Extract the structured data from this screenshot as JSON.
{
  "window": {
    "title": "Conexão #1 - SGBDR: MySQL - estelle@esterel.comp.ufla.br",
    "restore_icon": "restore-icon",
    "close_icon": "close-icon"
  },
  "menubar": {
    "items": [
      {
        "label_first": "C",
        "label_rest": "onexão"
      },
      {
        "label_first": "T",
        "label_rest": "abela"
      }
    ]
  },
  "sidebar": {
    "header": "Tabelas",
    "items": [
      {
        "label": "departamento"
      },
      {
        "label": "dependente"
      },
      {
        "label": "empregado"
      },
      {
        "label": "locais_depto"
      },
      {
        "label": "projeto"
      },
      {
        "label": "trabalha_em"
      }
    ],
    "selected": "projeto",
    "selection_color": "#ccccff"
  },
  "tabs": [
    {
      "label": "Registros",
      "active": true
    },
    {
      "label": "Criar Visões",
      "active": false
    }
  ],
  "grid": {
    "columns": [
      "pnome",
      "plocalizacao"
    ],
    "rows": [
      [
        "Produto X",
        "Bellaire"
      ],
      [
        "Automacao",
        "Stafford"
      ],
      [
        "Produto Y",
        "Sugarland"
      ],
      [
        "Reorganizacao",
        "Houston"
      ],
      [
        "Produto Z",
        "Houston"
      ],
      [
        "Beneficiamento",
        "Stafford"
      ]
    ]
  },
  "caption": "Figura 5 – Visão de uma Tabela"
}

──────────────────────────────

▸ What you need to do: Please quote the records above exactly, without skipping a line.

▸ Expected output:
Extract the structured data from this screenshot as JSON.
{
  "window": {
    "title": "Conexão #1 - SGBDR: MySQL - estelle@esterel.comp.ufla.br",
    "restore_icon": "restore-icon",
    "close_icon": "close-icon"
  },
  "menubar": {
    "items": [
      {
        "label_first": "C",
        "label_rest": "onexão"
      },
      {
        "label_first": "T",
        "label_rest": "abela"
      }
    ]
  },
  "sidebar": {
    "header": "Tabelas",
    "items": [
      {
        "label": "departamento"
      },
      {
        "label": "dependente"
      },
      {
        "label": "empregado"
      },
      {
        "label": "locais_depto"
      },
      {
        "label": "projeto"
      },
      {
        "label": "trabalha_em"
      }
    ],
    "selected": "projeto",
    "selection_color": "#ccccff"
  },
  "tabs": [
    {
      "label": "Registros",
      "active": true
    },
    {
      "label": "Criar Visões",
      "active": false
    }
  ],
  "grid": {
    "columns": [
      "pnome",
      "plocalizacao"
    ],
    "rows": [
      [
        "Produto X",
        "Bellaire"
      ],
      [
        "Automacao",
        "Stafford"
      ],
      [
        "Produto Y",
        "Sugarland"
      ],
      [
        "Reorganizacao",
        "Houston"
      ],
      [
        "Produto Z",
        "Houston"
      ],
      [
        "Beneficiamento",
        "Stafford"
      ]
    ]
  },
  "caption": "Figura 5 – Visão de uma Tabela"
}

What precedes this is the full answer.